**Directions:**
Report how many lines of the records below include the word "体积变大". Give nothing but the number.
==== Material provided
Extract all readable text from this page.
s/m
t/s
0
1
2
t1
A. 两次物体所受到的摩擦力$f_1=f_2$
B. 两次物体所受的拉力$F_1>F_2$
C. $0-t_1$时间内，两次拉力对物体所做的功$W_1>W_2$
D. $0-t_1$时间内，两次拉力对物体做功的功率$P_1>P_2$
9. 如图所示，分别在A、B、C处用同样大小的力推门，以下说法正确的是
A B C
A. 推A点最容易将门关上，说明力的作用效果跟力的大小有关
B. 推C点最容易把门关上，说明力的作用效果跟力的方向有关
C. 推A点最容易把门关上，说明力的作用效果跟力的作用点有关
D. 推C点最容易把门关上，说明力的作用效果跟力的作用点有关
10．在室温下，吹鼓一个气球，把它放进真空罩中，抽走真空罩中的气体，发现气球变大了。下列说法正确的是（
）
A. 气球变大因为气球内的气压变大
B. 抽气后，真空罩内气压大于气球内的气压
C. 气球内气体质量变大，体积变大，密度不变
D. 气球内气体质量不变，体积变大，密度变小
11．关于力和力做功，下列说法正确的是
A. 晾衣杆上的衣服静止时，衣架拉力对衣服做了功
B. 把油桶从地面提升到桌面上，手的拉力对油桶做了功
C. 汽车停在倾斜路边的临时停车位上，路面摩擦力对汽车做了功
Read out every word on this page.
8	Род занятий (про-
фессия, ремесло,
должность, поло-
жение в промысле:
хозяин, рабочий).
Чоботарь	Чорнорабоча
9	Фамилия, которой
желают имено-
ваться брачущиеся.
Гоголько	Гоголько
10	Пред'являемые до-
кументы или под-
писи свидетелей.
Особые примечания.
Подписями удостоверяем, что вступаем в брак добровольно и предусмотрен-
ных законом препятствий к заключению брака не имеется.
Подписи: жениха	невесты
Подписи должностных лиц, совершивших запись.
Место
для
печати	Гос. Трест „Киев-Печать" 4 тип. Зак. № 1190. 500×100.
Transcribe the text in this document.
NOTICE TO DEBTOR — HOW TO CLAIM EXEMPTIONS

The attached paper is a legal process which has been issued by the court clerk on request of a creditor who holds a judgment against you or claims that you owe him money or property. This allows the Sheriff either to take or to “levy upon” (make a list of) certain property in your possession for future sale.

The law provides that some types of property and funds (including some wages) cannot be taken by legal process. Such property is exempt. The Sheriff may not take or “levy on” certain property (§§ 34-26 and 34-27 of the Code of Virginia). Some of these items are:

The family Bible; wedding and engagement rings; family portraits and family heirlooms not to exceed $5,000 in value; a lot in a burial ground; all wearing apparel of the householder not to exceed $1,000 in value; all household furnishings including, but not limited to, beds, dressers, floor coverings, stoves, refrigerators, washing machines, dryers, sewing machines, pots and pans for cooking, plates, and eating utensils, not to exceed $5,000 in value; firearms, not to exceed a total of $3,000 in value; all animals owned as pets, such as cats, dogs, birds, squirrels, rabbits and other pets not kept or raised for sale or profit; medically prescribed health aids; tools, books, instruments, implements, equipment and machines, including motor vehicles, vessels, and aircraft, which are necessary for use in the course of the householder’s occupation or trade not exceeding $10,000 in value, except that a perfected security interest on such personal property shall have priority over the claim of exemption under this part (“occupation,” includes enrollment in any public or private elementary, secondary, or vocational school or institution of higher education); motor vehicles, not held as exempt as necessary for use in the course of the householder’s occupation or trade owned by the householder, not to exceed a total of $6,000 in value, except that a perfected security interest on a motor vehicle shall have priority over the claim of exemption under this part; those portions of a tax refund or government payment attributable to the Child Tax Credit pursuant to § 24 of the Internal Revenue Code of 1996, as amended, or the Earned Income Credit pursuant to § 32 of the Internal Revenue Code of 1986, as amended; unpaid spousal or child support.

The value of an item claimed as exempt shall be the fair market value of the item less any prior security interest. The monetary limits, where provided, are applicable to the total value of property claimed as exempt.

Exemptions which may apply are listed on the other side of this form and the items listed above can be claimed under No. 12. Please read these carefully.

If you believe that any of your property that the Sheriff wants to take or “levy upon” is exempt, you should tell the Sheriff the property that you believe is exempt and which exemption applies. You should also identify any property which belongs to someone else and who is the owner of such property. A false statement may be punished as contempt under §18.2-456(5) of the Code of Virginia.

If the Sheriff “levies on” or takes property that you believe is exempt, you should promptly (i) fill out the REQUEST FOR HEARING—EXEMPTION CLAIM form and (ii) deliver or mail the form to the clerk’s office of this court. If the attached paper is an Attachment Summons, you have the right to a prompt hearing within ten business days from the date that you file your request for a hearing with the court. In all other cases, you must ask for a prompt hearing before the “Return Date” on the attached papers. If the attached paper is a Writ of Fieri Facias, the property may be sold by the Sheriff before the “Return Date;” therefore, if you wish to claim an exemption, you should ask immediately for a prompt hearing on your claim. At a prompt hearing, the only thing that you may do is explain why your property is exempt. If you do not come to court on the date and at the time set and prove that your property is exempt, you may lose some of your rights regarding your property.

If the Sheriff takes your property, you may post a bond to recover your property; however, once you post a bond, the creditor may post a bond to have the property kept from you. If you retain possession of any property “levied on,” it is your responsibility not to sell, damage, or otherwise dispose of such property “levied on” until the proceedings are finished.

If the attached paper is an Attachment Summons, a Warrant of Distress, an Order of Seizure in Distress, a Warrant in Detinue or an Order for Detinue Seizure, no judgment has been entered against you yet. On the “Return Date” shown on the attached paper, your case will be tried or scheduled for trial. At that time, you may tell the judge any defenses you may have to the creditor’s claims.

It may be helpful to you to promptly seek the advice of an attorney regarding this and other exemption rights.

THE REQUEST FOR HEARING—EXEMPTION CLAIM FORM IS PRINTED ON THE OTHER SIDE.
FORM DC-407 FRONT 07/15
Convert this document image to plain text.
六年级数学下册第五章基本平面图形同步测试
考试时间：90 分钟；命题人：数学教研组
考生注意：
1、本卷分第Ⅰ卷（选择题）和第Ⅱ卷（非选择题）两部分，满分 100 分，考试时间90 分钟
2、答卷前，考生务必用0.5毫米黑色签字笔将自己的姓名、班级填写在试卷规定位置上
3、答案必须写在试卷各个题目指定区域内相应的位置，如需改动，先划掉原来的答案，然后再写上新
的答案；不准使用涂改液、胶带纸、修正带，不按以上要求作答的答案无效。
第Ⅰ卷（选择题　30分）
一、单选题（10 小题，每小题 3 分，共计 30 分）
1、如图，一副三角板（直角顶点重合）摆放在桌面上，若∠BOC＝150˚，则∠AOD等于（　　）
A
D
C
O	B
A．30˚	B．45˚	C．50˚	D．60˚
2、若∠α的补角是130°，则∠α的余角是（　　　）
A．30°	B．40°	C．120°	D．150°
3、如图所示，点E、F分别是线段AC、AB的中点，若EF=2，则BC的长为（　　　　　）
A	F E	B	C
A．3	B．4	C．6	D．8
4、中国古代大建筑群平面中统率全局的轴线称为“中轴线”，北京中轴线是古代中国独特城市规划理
========
**Output for this exercise:**
2